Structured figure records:
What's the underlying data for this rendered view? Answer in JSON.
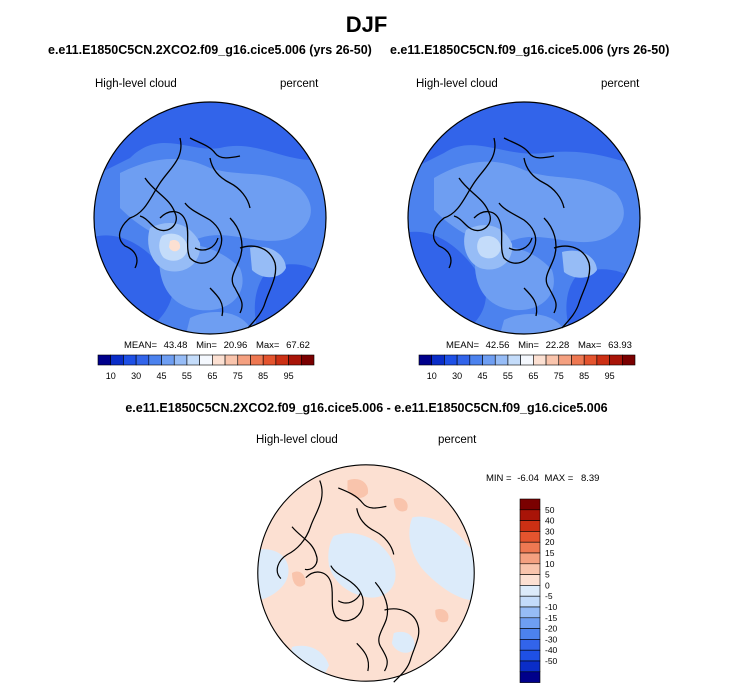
{
  "figure": {
    "season": "DJF",
    "panels": [
      {
        "run_title": "e.e11.E1850C5CN.2XCO2.f09_g16.cice5.006 (yrs 26-50)",
        "variable": "High-level cloud",
        "units": "percent",
        "mean_label": "MEAN=",
        "mean": "43.48",
        "min_label": "Min=",
        "min": "20.96",
        "max_label": "Max=",
        "max": "67.62"
      },
      {
        "run_title": "e.e11.E1850C5CN.f09_g16.cice5.006 (yrs 26-50)",
        "variable": "High-level cloud",
        "units": "percent",
        "mean_label": "MEAN=",
        "mean": "42.56",
        "min_label": "Min=",
        "min": "22.28",
        "max_label": "Max=",
        "max": "63.93"
      }
    ],
    "difference": {
      "title": "e.e11.E1850C5CN.2XCO2.f09_g16.cice5.006 - e.e11.E1850C5CN.f09_g16.cice5.006",
      "variable": "High-level cloud",
      "units": "percent",
      "min_label": "MIN =",
      "min": "-6.04",
      "max_label": "MAX =",
      "max": "8.39"
    }
  },
  "colorbar_abs": {
    "colors": [
      "#00008b",
      "#0a2dc8",
      "#1e50e6",
      "#3264ea",
      "#4c82ee",
      "#6e9ef2",
      "#96bcf6",
      "#c4dcfa",
      "#f4f8fe",
      "#fce0d2",
      "#f9c4ac",
      "#f4a080",
      "#ee7852",
      "#e4542e",
      "#cc3014",
      "#a81408",
      "#7a0000"
    ],
    "tick_labels": [
      "10",
      "30",
      "45",
      "55",
      "65",
      "75",
      "85",
      "95"
    ]
  },
  "colorbar_diff": {
    "colors": [
      "#7a0000",
      "#a81408",
      "#cc3014",
      "#e4542e",
      "#ee7852",
      "#f4a080",
      "#f9c4ac",
      "#fce0d2",
      "#dcebfa",
      "#c4dcfa",
      "#96bcf6",
      "#6e9ef2",
      "#4c82ee",
      "#3264ea",
      "#1e50e6",
      "#0a2dc8",
      "#00008b"
    ],
    "tick_labels": [
      "50",
      "40",
      "30",
      "20",
      "15",
      "10",
      "5",
      "0",
      "-5",
      "-10",
      "-15",
      "-20",
      "-30",
      "-40",
      "-50"
    ]
  },
  "map_colors": {
    "ocean_base": "#4c82ee",
    "darker": "#3264ea",
    "lighter": "#6e9ef2",
    "pale": "#96bcf6",
    "palest": "#c4dcfa",
    "peak": "#fce0d2",
    "diff_base": "#fce0d2",
    "diff_blue": "#dcebfa",
    "diff_warm": "#f9c4ac",
    "coast": "#000000"
  }
}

*Written task*: Reproduce the data above in full, exactly as it is, with the pictures left out.

*Complete output*:
What's the underlying data for this rendered view? Answer in JSON.
{
  "figure": {
    "season": "DJF",
    "panels": [
      {
        "run_title": "e.e11.E1850C5CN.2XCO2.f09_g16.cice5.006 (yrs 26-50)",
        "variable": "High-level cloud",
        "units": "percent",
        "mean_label": "MEAN=",
        "mean": "43.48",
        "min_label": "Min=",
        "min": "20.96",
        "max_label": "Max=",
        "max": "67.62"
      },
      {
        "run_title": "e.e11.E1850C5CN.f09_g16.cice5.006 (yrs 26-50)",
        "variable": "High-level cloud",
        "units": "percent",
        "mean_label": "MEAN=",
        "mean": "42.56",
        "min_label": "Min=",
        "min": "22.28",
        "max_label": "Max=",
        "max": "63.93"
      }
    ],
    "difference": {
      "title": "e.e11.E1850C5CN.2XCO2.f09_g16.cice5.006 - e.e11.E1850C5CN.f09_g16.cice5.006",
      "variable": "High-level cloud",
      "units": "percent",
      "min_label": "MIN =",
      "min": "-6.04",
      "max_label": "MAX =",
      "max": "8.39"
    }
  },
  "colorbar_abs": {
    "colors": [
      "#00008b",
      "#0a2dc8",
      "#1e50e6",
      "#3264ea",
      "#4c82ee",
      "#6e9ef2",
      "#96bcf6",
      "#c4dcfa",
      "#f4f8fe",
      "#fce0d2",
      "#f9c4ac",
      "#f4a080",
      "#ee7852",
      "#e4542e",
      "#cc3014",
      "#a81408",
      "#7a0000"
    ],
    "tick_labels": [
      "10",
      "30",
      "45",
      "55",
      "65",
      "75",
      "85",
      "95"
    ]
  },
  "colorbar_diff": {
    "colors": [
      "#7a0000",
      "#a81408",
      "#cc3014",
      "#e4542e",
      "#ee7852",
      "#f4a080",
      "#f9c4ac",
      "#fce0d2",
      "#dcebfa",
      "#c4dcfa",
      "#96bcf6",
      "#6e9ef2",
      "#4c82ee",
      "#3264ea",
      "#1e50e6",
      "#0a2dc8",
      "#00008b"
    ],
    "tick_labels": [
      "50",
      "40",
      "30",
      "20",
      "15",
      "10",
      "5",
      "0",
      "-5",
      "-10",
      "-15",
      "-20",
      "-30",
      "-40",
      "-50"
    ]
  },
  "map_colors": {
    "ocean_base": "#4c82ee",
    "darker": "#3264ea",
    "lighter": "#6e9ef2",
    "pale": "#96bcf6",
    "palest": "#c4dcfa",
    "peak": "#fce0d2",
    "diff_base": "#fce0d2",
    "diff_blue": "#dcebfa",
    "diff_warm": "#f9c4ac",
    "coast": "#000000"
  }
}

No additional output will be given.